▸ Collected data
################

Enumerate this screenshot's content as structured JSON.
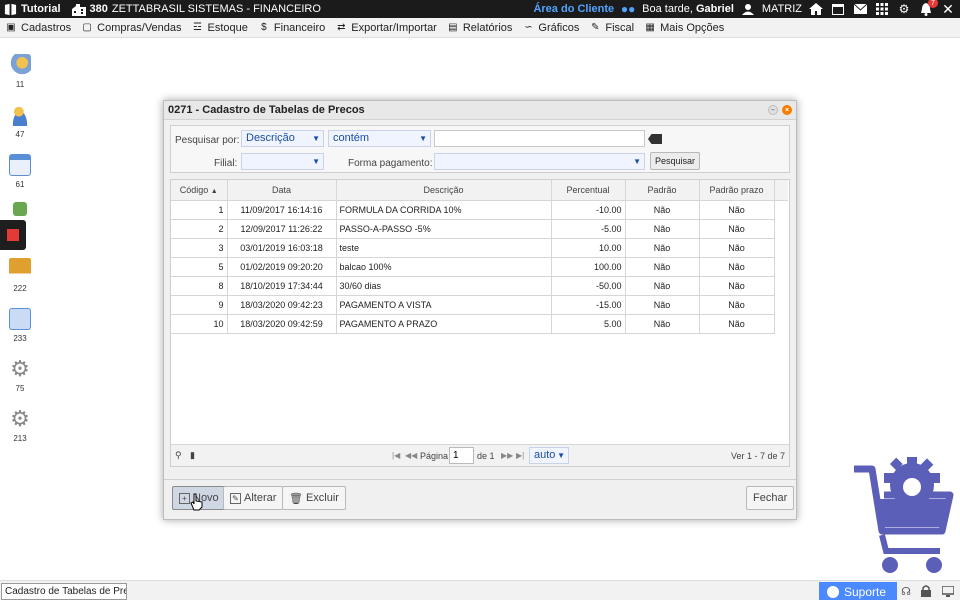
{
  "topbar": {
    "app_name": "Tutorial",
    "company_code": "380",
    "company_name": "ZETTABRASIL SISTEMAS - FINANCEIRO",
    "client_area": "Área do Cliente",
    "greeting_prefix": "Boa tarde,",
    "user_name": "Gabriel",
    "branch": "MATRIZ",
    "notification_count": "7"
  },
  "menu": [
    {
      "label": "Cadastros",
      "icon": "id-card-icon"
    },
    {
      "label": "Compras/Vendas",
      "icon": "shopping-bag-icon"
    },
    {
      "label": "Estoque",
      "icon": "database-icon"
    },
    {
      "label": "Financeiro",
      "icon": "dollar-icon"
    },
    {
      "label": "Exportar/Importar",
      "icon": "arrows-icon"
    },
    {
      "label": "Relatórios",
      "icon": "document-icon"
    },
    {
      "label": "Gráficos",
      "icon": "chart-line-icon"
    },
    {
      "label": "Fiscal",
      "icon": "edit-icon"
    },
    {
      "label": "Mais Opções",
      "icon": "grid-icon"
    }
  ],
  "sidebar": [
    {
      "count": "11",
      "icon": "user-gear-icon"
    },
    {
      "count": "47",
      "icon": "user-icon"
    },
    {
      "count": "61",
      "icon": "window-add-icon"
    },
    {
      "count": "",
      "icon": "box-arrow-icon"
    },
    {
      "count": "222",
      "icon": "truck-icon"
    },
    {
      "count": "233",
      "icon": "documents-icon"
    },
    {
      "count": "75",
      "icon": "gear-icon"
    },
    {
      "count": "213",
      "icon": "gear-icon"
    }
  ],
  "modal": {
    "title": "0271 - Cadastro de Tabelas de Precos",
    "filter": {
      "search_by_label": "Pesquisar por:",
      "field_value": "Descrição",
      "operator_value": "contém",
      "search_value": "",
      "filial_label": "Filial:",
      "filial_value": "",
      "payment_label": "Forma pagamento:",
      "payment_value": "",
      "search_button": "Pesquisar"
    },
    "columns": [
      "Código",
      "Data",
      "Descrição",
      "Percentual",
      "Padrão",
      "Padrão prazo"
    ],
    "rows": [
      {
        "codigo": "1",
        "data": "11/09/2017 16:14:16",
        "descricao": "FORMULA DA CORRIDA 10%",
        "percentual": "-10.00",
        "padrao": "Não",
        "padrao_prazo": "Não"
      },
      {
        "codigo": "2",
        "data": "12/09/2017 11:26:22",
        "descricao": "PASSO-A-PASSO -5%",
        "percentual": "-5.00",
        "padrao": "Não",
        "padrao_prazo": "Não"
      },
      {
        "codigo": "3",
        "data": "03/01/2019 16:03:18",
        "descricao": "teste",
        "percentual": "10.00",
        "padrao": "Não",
        "padrao_prazo": "Não"
      },
      {
        "codigo": "5",
        "data": "01/02/2019 09:20:20",
        "descricao": "balcao 100%",
        "percentual": "100.00",
        "padrao": "Não",
        "padrao_prazo": "Não"
      },
      {
        "codigo": "8",
        "data": "18/10/2019 17:34:44",
        "descricao": "30/60 dias",
        "percentual": "-50.00",
        "padrao": "Não",
        "padrao_prazo": "Não"
      },
      {
        "codigo": "9",
        "data": "18/03/2020 09:42:23",
        "descricao": "PAGAMENTO A VISTA",
        "percentual": "-15.00",
        "padrao": "Não",
        "padrao_prazo": "Não"
      },
      {
        "codigo": "10",
        "data": "18/03/2020 09:42:59",
        "descricao": "PAGAMENTO A PRAZO",
        "percentual": "5.00",
        "padrao": "Não",
        "padrao_prazo": "Não"
      }
    ],
    "pager": {
      "page_label": "Página",
      "page_value": "1",
      "of_label": "de 1",
      "page_size": "auto",
      "summary": "Ver 1 - 7 de 7"
    },
    "buttons": {
      "novo": "Novo",
      "alterar": "Alterar",
      "excluir": "Excluir",
      "fechar": "Fechar"
    }
  },
  "bottombar": {
    "task_tab": "Cadastro de Tabelas de Precos",
    "support": "Suporte"
  },
  "colors": {
    "topbar": "#1b1b1b",
    "client_area": "#4fa3ff",
    "support": "#4a89ff",
    "cart_logo": "#5c5fb8",
    "close_button": "#f57c00"
  }
}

################

▸ TASK DIRECTIONS
Exactly as written, return every line of the listing, but not the pictures.

▸ CORRECT OUTPUT
Enumerate this screenshot's content as structured JSON.
{
  "topbar": {
    "app_name": "Tutorial",
    "company_code": "380",
    "company_name": "ZETTABRASIL SISTEMAS - FINANCEIRO",
    "client_area": "Área do Cliente",
    "greeting_prefix": "Boa tarde,",
    "user_name": "Gabriel",
    "branch": "MATRIZ",
    "notification_count": "7"
  },
  "menu": [
    {
      "label": "Cadastros",
      "icon": "id-card-icon"
    },
    {
      "label": "Compras/Vendas",
      "icon": "shopping-bag-icon"
    },
    {
      "label": "Estoque",
      "icon": "database-icon"
    },
    {
      "label": "Financeiro",
      "icon": "dollar-icon"
    },
    {
      "label": "Exportar/Importar",
      "icon": "arrows-icon"
    },
    {
      "label": "Relatórios",
      "icon": "document-icon"
    },
    {
      "label": "Gráficos",
      "icon": "chart-line-icon"
    },
    {
      "label": "Fiscal",
      "icon": "edit-icon"
    },
    {
      "label": "Mais Opções",
      "icon": "grid-icon"
    }
  ],
  "sidebar": [
    {
      "count": "11",
      "icon": "user-gear-icon"
    },
    {
      "count": "47",
      "icon": "user-icon"
    },
    {
      "count": "61",
      "icon": "window-add-icon"
    },
    {
      "count": "",
      "icon": "box-arrow-icon"
    },
    {
      "count": "222",
      "icon": "truck-icon"
    },
    {
      "count": "233",
      "icon": "documents-icon"
    },
    {
      "count": "75",
      "icon": "gear-icon"
    },
    {
      "count": "213",
      "icon": "gear-icon"
    }
  ],
  "modal": {
    "title": "0271 - Cadastro de Tabelas de Precos",
    "filter": {
      "search_by_label": "Pesquisar por:",
      "field_value": "Descrição",
      "operator_value": "contém",
      "search_value": "",
      "filial_label": "Filial:",
      "filial_value": "",
      "payment_label": "Forma pagamento:",
      "payment_value": "",
      "search_button": "Pesquisar"
    },
    "columns": [
      "Código",
      "Data",
      "Descrição",
      "Percentual",
      "Padrão",
      "Padrão prazo"
    ],
    "rows": [
      {
        "codigo": "1",
        "data": "11/09/2017 16:14:16",
        "descricao": "FORMULA DA CORRIDA 10%",
        "percentual": "-10.00",
        "padrao": "Não",
        "padrao_prazo": "Não"
      },
      {
        "codigo": "2",
        "data": "12/09/2017 11:26:22",
        "descricao": "PASSO-A-PASSO -5%",
        "percentual": "-5.00",
        "padrao": "Não",
        "padrao_prazo": "Não"
      },
      {
        "codigo": "3",
        "data": "03/01/2019 16:03:18",
        "descricao": "teste",
        "percentual": "10.00",
        "padrao": "Não",
        "padrao_prazo": "Não"
      },
      {
        "codigo": "5",
        "data": "01/02/2019 09:20:20",
        "descricao": "balcao 100%",
        "percentual": "100.00",
        "padrao": "Não",
        "padrao_prazo": "Não"
      },
      {
        "codigo": "8",
        "data": "18/10/2019 17:34:44",
        "descricao": "30/60 dias",
        "percentual": "-50.00",
        "padrao": "Não",
        "padrao_prazo": "Não"
      },
      {
        "codigo": "9",
        "data": "18/03/2020 09:42:23",
        "descricao": "PAGAMENTO A VISTA",
        "percentual": "-15.00",
        "padrao": "Não",
        "padrao_prazo": "Não"
      },
      {
        "codigo": "10",
        "data": "18/03/2020 09:42:59",
        "descricao": "PAGAMENTO A PRAZO",
        "percentual": "5.00",
        "padrao": "Não",
        "padrao_prazo": "Não"
      }
    ],
    "pager": {
      "page_label": "Página",
      "page_value": "1",
      "of_label": "de 1",
      "page_size": "auto",
      "summary": "Ver 1 - 7 de 7"
    },
    "buttons": {
      "novo": "Novo",
      "alterar": "Alterar",
      "excluir": "Excluir",
      "fechar": "Fechar"
    }
  },
  "bottombar": {
    "task_tab": "Cadastro de Tabelas de Precos",
    "support": "Suporte"
  },
  "colors": {
    "topbar": "#1b1b1b",
    "client_area": "#4fa3ff",
    "support": "#4a89ff",
    "cart_logo": "#5c5fb8",
    "close_button": "#f57c00"
  }
}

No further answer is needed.